**Data to use**
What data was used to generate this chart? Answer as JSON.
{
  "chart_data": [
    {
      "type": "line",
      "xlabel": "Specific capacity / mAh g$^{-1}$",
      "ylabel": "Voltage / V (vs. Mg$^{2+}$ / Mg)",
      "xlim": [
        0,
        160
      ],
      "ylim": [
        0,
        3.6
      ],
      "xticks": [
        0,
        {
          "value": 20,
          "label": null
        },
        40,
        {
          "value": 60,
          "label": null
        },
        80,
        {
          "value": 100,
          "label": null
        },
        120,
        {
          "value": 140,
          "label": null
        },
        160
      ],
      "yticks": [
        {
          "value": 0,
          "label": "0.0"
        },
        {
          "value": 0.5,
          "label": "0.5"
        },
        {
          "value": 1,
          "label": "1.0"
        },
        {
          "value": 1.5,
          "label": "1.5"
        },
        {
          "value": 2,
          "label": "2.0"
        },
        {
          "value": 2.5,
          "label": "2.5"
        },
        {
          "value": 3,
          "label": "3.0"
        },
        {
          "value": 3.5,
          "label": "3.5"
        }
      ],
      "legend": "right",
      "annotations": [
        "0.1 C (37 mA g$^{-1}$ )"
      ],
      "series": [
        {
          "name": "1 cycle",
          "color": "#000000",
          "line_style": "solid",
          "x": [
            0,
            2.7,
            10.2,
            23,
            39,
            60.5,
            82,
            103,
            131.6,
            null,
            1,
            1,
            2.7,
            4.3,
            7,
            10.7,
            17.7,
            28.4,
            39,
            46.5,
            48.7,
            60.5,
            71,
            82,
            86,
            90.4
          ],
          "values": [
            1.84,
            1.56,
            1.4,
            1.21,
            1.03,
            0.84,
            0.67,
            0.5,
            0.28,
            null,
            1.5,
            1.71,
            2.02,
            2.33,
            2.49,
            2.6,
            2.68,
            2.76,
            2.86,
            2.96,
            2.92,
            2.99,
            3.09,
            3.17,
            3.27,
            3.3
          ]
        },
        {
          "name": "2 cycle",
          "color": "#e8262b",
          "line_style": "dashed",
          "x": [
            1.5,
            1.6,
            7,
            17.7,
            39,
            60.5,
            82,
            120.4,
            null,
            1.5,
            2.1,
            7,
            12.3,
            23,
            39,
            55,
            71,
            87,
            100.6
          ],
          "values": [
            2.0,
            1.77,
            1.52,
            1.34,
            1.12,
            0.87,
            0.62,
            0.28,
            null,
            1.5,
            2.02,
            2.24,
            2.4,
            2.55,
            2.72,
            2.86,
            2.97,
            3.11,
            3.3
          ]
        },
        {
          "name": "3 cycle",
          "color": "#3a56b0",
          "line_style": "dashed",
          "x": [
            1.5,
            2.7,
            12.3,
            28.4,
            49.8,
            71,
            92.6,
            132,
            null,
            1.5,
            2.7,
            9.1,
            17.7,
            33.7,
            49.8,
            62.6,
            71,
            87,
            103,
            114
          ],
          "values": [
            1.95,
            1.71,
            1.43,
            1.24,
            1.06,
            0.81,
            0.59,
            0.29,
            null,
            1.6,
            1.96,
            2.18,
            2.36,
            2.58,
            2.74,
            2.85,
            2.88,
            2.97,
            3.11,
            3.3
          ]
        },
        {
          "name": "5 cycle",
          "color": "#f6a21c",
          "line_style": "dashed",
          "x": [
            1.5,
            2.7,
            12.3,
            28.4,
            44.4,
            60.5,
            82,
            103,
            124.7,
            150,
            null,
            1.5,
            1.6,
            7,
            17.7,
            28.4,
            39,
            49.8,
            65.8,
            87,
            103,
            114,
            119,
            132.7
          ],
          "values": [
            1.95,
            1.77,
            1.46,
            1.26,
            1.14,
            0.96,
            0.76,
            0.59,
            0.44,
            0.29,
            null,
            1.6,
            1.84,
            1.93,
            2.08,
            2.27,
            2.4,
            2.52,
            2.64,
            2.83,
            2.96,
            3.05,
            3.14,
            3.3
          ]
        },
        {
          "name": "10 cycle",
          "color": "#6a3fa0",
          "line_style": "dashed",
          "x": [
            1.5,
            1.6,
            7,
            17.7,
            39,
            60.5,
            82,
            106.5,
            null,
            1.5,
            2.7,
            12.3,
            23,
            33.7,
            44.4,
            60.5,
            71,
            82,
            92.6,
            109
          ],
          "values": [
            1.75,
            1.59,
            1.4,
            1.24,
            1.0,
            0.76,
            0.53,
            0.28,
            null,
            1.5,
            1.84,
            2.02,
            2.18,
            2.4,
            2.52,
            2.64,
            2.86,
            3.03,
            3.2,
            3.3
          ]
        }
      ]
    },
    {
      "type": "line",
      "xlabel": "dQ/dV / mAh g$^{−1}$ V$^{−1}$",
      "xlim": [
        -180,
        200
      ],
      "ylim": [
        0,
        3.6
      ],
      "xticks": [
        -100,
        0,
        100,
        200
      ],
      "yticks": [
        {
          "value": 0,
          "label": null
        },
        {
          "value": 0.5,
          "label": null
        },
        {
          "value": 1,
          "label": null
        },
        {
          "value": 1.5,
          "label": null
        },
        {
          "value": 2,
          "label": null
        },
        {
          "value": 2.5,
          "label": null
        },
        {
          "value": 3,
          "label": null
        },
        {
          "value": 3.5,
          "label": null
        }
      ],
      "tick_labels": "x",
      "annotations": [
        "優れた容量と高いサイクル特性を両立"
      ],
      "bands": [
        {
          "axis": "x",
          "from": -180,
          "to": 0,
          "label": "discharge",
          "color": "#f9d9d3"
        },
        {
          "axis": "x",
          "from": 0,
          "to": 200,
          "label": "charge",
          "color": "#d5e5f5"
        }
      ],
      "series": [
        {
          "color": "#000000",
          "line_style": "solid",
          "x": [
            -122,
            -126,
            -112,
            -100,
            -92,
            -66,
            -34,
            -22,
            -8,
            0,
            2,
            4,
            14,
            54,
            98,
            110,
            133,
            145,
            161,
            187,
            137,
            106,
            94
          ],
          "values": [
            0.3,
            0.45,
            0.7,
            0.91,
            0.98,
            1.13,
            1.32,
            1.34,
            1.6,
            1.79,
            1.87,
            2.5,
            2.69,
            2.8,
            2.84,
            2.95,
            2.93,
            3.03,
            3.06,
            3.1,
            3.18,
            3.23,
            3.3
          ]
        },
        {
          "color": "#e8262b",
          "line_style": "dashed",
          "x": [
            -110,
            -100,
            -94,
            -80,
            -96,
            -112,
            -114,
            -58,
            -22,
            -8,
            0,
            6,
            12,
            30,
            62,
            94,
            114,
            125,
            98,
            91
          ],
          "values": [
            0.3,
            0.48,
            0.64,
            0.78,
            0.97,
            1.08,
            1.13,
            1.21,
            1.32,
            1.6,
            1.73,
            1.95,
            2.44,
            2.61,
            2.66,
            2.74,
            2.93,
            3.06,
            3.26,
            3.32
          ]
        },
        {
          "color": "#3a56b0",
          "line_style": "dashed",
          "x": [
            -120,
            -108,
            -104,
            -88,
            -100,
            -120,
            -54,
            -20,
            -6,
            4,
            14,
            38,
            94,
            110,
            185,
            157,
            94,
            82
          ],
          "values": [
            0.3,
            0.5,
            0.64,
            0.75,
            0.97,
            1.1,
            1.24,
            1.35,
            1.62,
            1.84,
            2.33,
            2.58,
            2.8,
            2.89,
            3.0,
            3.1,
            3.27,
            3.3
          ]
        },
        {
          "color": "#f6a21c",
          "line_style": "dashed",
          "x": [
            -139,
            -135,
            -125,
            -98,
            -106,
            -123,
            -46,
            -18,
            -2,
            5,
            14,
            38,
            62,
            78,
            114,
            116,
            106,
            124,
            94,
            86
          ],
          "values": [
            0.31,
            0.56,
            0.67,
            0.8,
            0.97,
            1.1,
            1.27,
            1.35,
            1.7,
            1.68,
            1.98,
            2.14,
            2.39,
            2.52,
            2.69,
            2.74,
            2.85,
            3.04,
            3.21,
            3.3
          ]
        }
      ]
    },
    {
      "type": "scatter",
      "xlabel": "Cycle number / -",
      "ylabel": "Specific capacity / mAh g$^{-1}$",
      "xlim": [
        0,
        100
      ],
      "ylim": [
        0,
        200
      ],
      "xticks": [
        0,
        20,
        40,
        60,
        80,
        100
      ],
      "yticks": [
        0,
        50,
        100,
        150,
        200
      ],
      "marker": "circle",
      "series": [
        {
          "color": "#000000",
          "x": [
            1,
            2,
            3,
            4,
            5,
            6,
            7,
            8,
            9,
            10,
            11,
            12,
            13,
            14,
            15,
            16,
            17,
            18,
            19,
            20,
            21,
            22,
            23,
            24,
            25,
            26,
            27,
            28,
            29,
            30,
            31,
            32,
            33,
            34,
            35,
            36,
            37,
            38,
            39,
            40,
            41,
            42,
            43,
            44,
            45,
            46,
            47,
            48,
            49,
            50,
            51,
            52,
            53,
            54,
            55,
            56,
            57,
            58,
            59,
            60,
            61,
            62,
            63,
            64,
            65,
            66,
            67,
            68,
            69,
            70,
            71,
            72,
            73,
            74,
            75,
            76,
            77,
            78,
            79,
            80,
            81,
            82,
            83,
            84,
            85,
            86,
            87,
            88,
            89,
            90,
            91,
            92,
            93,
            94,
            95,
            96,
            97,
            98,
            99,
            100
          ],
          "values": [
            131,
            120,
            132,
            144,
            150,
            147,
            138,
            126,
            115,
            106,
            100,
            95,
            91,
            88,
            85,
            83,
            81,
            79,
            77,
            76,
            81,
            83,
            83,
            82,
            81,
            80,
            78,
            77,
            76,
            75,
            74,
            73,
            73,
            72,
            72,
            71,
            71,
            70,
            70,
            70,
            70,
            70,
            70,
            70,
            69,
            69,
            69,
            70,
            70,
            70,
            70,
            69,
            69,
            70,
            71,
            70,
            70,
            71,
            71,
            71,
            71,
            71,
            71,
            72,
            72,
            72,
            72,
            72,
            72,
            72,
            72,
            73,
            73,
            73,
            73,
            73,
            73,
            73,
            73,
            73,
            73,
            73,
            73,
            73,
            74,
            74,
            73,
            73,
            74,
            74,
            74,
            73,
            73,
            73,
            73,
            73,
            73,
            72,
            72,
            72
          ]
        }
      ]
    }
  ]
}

**Aim of the exercise**
Copy all lines in the listing above where the string "xlabel" appears.

**Exercise result**
      "xlabel": "Specific capacity / mAh g$^{-1}$",
      "xlabel": "dQ/dV / mAh g$^{−1}$ V$^{−1}$",
      "xlabel": "Cycle number / -",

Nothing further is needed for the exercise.